## begin STORED RECORDS

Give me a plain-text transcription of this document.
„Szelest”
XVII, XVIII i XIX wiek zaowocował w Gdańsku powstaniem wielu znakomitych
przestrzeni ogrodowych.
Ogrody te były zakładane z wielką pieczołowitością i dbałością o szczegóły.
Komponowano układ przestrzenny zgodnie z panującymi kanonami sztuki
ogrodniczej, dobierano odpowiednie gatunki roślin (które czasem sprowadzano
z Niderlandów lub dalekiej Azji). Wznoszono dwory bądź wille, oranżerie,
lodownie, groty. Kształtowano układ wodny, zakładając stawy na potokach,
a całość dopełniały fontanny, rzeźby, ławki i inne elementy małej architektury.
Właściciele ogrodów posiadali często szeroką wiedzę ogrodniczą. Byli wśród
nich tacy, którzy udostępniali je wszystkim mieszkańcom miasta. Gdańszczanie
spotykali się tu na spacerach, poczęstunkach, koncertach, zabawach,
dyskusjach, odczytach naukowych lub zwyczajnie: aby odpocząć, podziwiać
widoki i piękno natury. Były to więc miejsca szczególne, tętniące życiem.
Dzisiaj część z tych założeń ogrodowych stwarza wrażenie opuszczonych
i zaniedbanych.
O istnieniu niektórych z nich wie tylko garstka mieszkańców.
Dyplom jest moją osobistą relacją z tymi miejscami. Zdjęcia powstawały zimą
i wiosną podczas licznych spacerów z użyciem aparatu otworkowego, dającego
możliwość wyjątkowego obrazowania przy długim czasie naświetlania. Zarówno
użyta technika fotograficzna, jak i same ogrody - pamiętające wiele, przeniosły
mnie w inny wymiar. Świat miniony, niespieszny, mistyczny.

## end STORED RECORDS

■ **SET PROBLEM**
List all lines holding the string "ogrodowych".

■ **FINISHED ANSWER**
przestrzeni ogrodowych.
Dzisiaj część z tych założeń ogrodowych stwarza wrażenie opuszczonych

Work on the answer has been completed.